Lines of data:
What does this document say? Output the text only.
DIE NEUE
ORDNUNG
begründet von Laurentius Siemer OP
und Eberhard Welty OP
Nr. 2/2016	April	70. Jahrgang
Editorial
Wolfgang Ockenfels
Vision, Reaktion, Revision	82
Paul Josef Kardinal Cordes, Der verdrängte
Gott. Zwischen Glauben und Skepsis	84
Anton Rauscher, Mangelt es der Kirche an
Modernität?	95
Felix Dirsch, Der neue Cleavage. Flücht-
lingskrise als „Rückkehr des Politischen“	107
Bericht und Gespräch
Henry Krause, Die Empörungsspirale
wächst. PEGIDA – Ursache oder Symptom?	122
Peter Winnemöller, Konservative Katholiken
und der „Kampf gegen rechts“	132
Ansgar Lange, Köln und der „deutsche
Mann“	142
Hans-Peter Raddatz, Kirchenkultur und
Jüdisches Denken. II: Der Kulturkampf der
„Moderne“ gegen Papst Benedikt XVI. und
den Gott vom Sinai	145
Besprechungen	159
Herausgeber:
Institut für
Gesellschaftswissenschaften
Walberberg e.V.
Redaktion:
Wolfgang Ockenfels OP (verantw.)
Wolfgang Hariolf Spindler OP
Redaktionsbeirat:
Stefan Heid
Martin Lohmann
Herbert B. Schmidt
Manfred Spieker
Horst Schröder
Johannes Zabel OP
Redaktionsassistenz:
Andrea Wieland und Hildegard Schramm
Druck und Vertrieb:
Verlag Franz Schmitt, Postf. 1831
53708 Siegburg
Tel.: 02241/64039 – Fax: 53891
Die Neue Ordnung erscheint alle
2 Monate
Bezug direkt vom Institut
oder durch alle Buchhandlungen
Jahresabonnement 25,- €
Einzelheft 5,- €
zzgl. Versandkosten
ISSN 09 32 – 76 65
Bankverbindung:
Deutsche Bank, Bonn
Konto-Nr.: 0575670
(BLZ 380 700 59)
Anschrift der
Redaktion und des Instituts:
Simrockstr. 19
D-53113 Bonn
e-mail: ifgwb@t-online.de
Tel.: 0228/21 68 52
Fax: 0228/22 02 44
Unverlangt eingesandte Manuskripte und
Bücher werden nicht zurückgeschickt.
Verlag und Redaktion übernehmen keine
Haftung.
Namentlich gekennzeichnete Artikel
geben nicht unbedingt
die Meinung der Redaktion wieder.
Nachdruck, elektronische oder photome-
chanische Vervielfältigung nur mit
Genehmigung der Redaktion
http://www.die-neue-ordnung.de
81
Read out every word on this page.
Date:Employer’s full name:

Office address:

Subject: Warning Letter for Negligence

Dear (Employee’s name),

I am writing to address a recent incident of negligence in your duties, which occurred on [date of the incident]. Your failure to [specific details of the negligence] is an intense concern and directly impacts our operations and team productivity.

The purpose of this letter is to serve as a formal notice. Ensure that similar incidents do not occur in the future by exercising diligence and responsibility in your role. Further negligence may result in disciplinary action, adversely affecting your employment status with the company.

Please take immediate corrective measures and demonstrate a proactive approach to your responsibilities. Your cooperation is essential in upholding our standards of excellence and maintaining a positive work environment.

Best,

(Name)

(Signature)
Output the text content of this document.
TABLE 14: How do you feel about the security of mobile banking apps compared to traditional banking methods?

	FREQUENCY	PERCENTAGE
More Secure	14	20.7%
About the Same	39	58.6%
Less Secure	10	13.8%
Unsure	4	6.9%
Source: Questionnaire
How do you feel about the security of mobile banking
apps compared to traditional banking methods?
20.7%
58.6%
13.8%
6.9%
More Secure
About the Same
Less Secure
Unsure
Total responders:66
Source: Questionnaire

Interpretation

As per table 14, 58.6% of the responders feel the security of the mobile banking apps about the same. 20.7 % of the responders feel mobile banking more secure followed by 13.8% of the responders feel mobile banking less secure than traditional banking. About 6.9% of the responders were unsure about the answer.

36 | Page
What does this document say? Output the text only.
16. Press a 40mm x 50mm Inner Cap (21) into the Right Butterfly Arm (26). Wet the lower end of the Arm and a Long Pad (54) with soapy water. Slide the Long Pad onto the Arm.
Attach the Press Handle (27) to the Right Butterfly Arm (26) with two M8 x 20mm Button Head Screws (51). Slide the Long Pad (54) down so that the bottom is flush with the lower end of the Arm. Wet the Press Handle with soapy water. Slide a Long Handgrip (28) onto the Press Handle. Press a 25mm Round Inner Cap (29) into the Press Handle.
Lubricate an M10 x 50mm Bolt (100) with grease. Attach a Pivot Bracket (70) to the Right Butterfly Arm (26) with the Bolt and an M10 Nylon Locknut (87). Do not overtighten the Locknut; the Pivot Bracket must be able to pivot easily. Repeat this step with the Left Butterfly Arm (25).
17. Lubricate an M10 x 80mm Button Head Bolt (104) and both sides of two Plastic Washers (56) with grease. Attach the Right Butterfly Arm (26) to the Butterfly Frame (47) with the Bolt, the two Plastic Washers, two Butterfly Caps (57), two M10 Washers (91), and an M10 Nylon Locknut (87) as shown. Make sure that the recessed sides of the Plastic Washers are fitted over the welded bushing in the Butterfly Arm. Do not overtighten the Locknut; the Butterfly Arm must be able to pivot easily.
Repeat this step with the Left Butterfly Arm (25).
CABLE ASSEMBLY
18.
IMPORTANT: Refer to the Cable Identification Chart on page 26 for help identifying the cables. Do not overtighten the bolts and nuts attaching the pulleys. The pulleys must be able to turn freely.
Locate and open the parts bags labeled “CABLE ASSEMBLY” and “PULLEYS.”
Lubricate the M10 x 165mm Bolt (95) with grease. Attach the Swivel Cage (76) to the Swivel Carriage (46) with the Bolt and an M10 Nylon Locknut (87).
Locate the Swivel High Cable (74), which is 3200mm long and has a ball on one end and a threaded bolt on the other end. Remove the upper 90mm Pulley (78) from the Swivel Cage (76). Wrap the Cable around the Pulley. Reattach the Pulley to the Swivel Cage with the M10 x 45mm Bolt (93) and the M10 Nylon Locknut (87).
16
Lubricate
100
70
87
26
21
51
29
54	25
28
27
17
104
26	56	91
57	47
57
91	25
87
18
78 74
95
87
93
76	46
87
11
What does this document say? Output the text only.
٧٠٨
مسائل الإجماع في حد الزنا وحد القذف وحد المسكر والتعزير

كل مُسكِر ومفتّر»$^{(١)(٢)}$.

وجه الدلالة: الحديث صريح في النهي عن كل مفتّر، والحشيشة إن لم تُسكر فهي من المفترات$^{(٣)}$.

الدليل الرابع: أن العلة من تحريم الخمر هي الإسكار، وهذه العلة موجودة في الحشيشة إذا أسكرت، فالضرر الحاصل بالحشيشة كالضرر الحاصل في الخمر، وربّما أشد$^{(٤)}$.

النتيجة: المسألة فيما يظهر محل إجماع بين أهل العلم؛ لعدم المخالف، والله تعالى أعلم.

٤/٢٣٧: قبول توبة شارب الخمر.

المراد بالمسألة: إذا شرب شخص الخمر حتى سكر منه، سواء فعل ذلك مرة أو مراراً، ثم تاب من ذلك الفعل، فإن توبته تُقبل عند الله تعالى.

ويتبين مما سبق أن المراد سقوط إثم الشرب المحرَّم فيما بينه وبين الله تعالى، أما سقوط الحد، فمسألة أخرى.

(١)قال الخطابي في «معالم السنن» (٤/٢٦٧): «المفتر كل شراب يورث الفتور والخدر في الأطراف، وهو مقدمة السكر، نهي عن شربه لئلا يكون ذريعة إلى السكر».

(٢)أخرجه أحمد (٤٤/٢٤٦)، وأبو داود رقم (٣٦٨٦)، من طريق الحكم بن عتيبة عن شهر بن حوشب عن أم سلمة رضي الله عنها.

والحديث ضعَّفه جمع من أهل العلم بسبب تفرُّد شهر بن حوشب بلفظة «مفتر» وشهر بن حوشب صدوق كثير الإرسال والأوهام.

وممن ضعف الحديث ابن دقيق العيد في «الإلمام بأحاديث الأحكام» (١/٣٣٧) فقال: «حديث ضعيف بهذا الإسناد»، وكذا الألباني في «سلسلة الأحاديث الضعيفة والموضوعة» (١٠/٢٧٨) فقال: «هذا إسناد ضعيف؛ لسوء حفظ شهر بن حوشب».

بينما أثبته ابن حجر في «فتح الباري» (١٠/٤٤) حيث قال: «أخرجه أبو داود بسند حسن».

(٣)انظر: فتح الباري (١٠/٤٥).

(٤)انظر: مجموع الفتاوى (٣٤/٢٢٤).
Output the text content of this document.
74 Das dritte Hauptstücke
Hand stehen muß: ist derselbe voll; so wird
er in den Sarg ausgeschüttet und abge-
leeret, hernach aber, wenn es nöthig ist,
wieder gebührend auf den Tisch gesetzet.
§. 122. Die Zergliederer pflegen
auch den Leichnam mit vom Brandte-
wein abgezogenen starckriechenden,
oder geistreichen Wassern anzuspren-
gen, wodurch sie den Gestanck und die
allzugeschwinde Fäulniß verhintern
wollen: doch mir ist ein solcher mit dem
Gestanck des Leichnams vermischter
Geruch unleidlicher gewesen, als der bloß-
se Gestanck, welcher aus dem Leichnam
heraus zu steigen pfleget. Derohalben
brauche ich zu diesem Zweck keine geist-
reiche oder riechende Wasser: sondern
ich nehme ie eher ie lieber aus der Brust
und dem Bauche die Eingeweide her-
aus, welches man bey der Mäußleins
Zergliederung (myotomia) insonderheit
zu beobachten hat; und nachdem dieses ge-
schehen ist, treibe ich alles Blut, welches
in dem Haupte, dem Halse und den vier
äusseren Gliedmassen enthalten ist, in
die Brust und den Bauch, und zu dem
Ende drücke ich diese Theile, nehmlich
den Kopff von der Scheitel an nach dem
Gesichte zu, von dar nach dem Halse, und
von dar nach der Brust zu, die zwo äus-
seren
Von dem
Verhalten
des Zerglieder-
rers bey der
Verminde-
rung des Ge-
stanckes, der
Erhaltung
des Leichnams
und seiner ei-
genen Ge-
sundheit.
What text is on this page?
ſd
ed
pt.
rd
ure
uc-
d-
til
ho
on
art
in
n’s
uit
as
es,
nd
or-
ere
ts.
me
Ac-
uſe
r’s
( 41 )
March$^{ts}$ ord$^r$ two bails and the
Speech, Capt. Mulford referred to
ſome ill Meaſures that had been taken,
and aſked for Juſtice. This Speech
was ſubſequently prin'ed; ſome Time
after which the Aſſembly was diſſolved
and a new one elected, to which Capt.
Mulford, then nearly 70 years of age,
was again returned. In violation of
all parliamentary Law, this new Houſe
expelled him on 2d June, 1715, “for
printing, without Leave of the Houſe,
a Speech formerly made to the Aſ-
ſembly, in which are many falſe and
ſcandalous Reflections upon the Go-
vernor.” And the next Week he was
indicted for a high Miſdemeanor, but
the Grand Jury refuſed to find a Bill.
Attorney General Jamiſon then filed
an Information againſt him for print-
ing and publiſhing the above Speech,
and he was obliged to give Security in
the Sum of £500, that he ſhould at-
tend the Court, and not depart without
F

[Work instructions] In the entries above, identify every line with the string "Peter".

[Result]
Peter Winnemöller, Konservative Katholiken
Hans-Peter Raddatz, Kirchenkultur und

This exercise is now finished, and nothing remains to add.